→ TASK REQUIREMENTS
Output the records exactly. Include every line.

→ PROVIDED RECORDS
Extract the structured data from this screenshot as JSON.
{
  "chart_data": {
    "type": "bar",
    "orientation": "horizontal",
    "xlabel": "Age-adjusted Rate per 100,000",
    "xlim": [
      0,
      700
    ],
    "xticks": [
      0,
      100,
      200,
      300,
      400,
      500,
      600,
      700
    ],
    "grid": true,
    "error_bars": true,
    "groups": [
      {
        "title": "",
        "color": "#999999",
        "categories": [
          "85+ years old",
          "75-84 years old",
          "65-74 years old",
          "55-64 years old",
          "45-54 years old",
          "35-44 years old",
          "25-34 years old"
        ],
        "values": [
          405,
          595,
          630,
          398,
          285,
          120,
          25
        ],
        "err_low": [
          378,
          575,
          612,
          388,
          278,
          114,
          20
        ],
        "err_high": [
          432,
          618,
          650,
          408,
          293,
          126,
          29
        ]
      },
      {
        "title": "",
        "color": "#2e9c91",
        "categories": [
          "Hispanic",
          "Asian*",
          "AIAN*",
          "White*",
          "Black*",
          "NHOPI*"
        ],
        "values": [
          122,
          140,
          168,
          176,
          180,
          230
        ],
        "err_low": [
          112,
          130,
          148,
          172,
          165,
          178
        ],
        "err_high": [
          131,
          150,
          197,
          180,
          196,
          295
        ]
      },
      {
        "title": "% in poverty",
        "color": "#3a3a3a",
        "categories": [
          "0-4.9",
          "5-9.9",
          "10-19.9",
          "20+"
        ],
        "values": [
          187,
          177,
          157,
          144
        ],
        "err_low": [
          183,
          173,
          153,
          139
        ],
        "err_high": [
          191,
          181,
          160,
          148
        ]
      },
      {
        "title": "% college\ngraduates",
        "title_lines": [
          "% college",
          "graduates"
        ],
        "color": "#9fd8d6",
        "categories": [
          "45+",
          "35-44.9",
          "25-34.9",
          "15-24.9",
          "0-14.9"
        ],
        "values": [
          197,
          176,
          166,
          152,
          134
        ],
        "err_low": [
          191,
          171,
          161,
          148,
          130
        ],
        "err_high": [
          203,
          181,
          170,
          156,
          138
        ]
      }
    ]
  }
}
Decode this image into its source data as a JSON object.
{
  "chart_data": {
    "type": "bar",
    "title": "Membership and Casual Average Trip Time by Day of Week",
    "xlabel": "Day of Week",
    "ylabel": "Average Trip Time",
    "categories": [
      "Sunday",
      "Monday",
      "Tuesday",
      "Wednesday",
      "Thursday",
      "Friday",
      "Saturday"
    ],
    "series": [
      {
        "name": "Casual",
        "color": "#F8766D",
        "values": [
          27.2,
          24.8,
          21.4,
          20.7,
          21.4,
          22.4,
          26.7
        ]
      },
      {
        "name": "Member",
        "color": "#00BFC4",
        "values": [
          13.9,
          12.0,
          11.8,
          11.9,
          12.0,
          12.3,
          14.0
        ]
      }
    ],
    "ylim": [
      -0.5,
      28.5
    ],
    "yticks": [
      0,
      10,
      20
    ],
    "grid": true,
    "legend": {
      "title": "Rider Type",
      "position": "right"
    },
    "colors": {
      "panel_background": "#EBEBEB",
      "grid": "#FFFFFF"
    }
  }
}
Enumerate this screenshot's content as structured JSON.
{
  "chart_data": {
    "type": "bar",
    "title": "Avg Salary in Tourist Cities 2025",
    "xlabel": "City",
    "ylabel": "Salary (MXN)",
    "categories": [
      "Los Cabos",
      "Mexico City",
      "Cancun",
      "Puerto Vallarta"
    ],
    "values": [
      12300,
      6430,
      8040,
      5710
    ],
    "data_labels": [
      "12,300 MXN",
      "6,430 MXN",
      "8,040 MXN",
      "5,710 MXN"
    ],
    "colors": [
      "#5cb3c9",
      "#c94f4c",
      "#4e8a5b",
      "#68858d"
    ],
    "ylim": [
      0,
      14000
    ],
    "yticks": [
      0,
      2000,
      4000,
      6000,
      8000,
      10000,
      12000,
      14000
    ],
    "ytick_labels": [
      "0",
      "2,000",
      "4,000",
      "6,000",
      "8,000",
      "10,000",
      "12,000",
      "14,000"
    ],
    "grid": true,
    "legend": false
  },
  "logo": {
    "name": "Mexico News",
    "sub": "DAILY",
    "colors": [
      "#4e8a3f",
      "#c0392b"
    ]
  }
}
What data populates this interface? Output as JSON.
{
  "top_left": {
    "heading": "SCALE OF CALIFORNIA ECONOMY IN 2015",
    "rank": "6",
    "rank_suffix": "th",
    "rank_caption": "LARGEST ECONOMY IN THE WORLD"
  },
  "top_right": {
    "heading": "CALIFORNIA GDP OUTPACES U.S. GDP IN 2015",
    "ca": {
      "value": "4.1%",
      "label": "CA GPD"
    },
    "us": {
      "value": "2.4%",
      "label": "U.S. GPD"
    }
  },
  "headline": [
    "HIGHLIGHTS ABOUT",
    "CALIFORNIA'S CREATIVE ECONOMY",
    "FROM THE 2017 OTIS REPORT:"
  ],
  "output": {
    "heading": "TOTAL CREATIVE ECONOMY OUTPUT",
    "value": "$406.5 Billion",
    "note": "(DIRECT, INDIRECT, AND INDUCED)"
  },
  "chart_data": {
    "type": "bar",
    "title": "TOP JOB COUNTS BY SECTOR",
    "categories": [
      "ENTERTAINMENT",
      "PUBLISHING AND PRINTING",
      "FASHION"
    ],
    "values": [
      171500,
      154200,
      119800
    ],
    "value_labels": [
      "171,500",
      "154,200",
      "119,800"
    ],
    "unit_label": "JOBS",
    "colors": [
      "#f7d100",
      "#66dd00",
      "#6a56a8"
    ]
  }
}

→ WRITTEN ANSWER
Extract the structured data from this screenshot as JSON.
{
  "chart_data": {
    "type": "bar",
    "orientation": "horizontal",
    "xlabel": "Age-adjusted Rate per 100,000",
    "xlim": [
      0,
      700
    ],
    "xticks": [
      0,
      100,
      200,
      300,
      400,
      500,
      600,
      700
    ],
    "grid": true,
    "error_bars": true,
    "groups": [
      {
        "title": "",
        "color": "#999999",
        "categories": [
          "85+ years old",
          "75-84 years old",
          "65-74 years old",
          "55-64 years old",
          "45-54 years old",
          "35-44 years old",
          "25-34 years old"
        ],
        "values": [
          405,
          595,
          630,
          398,
          285,
          120,
          25
        ],
        "err_low": [
          378,
          575,
          612,
          388,
          278,
          114,
          20
        ],
        "err_high": [
          432,
          618,
          650,
          408,
          293,
          126,
          29
        ]
      },
      {
        "title": "",
        "color": "#2e9c91",
        "categories": [
          "Hispanic",
          "Asian*",
          "AIAN*",
          "White*",
          "Black*",
          "NHOPI*"
        ],
        "values": [
          122,
          140,
          168,
          176,
          180,
          230
        ],
        "err_low": [
          112,
          130,
          148,
          172,
          165,
          178
        ],
        "err_high": [
          131,
          150,
          197,
          180,
          196,
          295
        ]
      },
      {
        "title": "% in poverty",
        "color": "#3a3a3a",
        "categories": [
          "0-4.9",
          "5-9.9",
          "10-19.9",
          "20+"
        ],
        "values": [
          187,
          177,
          157,
          144
        ],
        "err_low": [
          183,
          173,
          153,
          139
        ],
        "err_high": [
          191,
          181,
          160,
          148
        ]
      },
      {
        "title": "% college\ngraduates",
        "title_lines": [
          "% college",
          "graduates"
        ],
        "color": "#9fd8d6",
        "categories": [
          "45+",
          "35-44.9",
          "25-34.9",
          "15-24.9",
          "0-14.9"
        ],
        "values": [
          197,
          176,
          166,
          152,
          134
        ],
        "err_low": [
          191,
          171,
          161,
          148,
          130
        ],
        "err_high": [
          203,
          181,
          170,
          156,
          138
        ]
      }
    ]
  }
}
Decode this image into its source data as a JSON object.
{
  "chart_data": {
    "type": "bar",
    "title": "Membership and Casual Average Trip Time by Day of Week",
    "xlabel": "Day of Week",
    "ylabel": "Average Trip Time",
    "categories": [
      "Sunday",
      "Monday",
      "Tuesday",
      "Wednesday",
      "Thursday",
      "Friday",
      "Saturday"
    ],
    "series": [
      {
        "name": "Casual",
        "color": "#F8766D",
        "values": [
          27.2,
          24.8,
          21.4,
          20.7,
          21.4,
          22.4,
          26.7
        ]
      },
      {
        "name": "Member",
        "color": "#00BFC4",
        "values": [
          13.9,
          12.0,
          11.8,
          11.9,
          12.0,
          12.3,
          14.0
        ]
      }
    ],
    "ylim": [
      -0.5,
      28.5
    ],
    "yticks": [
      0,
      10,
      20
    ],
    "grid": true,
    "legend": {
      "title": "Rider Type",
      "position": "right"
    },
    "colors": {
      "panel_background": "#EBEBEB",
      "grid": "#FFFFFF"
    }
  }
}
Enumerate this screenshot's content as structured JSON.
{
  "chart_data": {
    "type": "bar",
    "title": "Avg Salary in Tourist Cities 2025",
    "xlabel": "City",
    "ylabel": "Salary (MXN)",
    "categories": [
      "Los Cabos",
      "Mexico City",
      "Cancun",
      "Puerto Vallarta"
    ],
    "values": [
      12300,
      6430,
      8040,
      5710
    ],
    "data_labels": [
      "12,300 MXN",
      "6,430 MXN",
      "8,040 MXN",
      "5,710 MXN"
    ],
    "colors": [
      "#5cb3c9",
      "#c94f4c",
      "#4e8a5b",
      "#68858d"
    ],
    "ylim": [
      0,
      14000
    ],
    "yticks": [
      0,
      2000,
      4000,
      6000,
      8000,
      10000,
      12000,
      14000
    ],
    "ytick_labels": [
      "0",
      "2,000",
      "4,000",
      "6,000",
      "8,000",
      "10,000",
      "12,000",
      "14,000"
    ],
    "grid": true,
    "legend": false
  },
  "logo": {
    "name": "Mexico News",
    "sub": "DAILY",
    "colors": [
      "#4e8a3f",
      "#c0392b"
    ]
  }
}
What data populates this interface? Output as JSON.
{
  "top_left": {
    "heading": "SCALE OF CALIFORNIA ECONOMY IN 2015",
    "rank": "6",
    "rank_suffix": "th",
    "rank_caption": "LARGEST ECONOMY IN THE WORLD"
  },
  "top_right": {
    "heading": "CALIFORNIA GDP OUTPACES U.S. GDP IN 2015",
    "ca": {
      "value": "4.1%",
      "label": "CA GPD"
    },
    "us": {
      "value": "2.4%",
      "label": "U.S. GPD"
    }
  },
  "headline": [
    "HIGHLIGHTS ABOUT",
    "CALIFORNIA'S CREATIVE ECONOMY",
    "FROM THE 2017 OTIS REPORT:"
  ],
  "output": {
    "heading": "TOTAL CREATIVE ECONOMY OUTPUT",
    "value": "$406.5 Billion",
    "note": "(DIRECT, INDIRECT, AND INDUCED)"
  },
  "chart_data": {
    "type": "bar",
    "title": "TOP JOB COUNTS BY SECTOR",
    "categories": [
      "ENTERTAINMENT",
      "PUBLISHING AND PRINTING",
      "FASHION"
    ],
    "values": [
      171500,
      154200,
      119800
    ],
    "value_labels": [
      "171,500",
      "154,200",
      "119,800"
    ],
    "unit_label": "JOBS",
    "colors": [
      "#f7d100",
      "#66dd00",
      "#6a56a8"
    ]
  }
}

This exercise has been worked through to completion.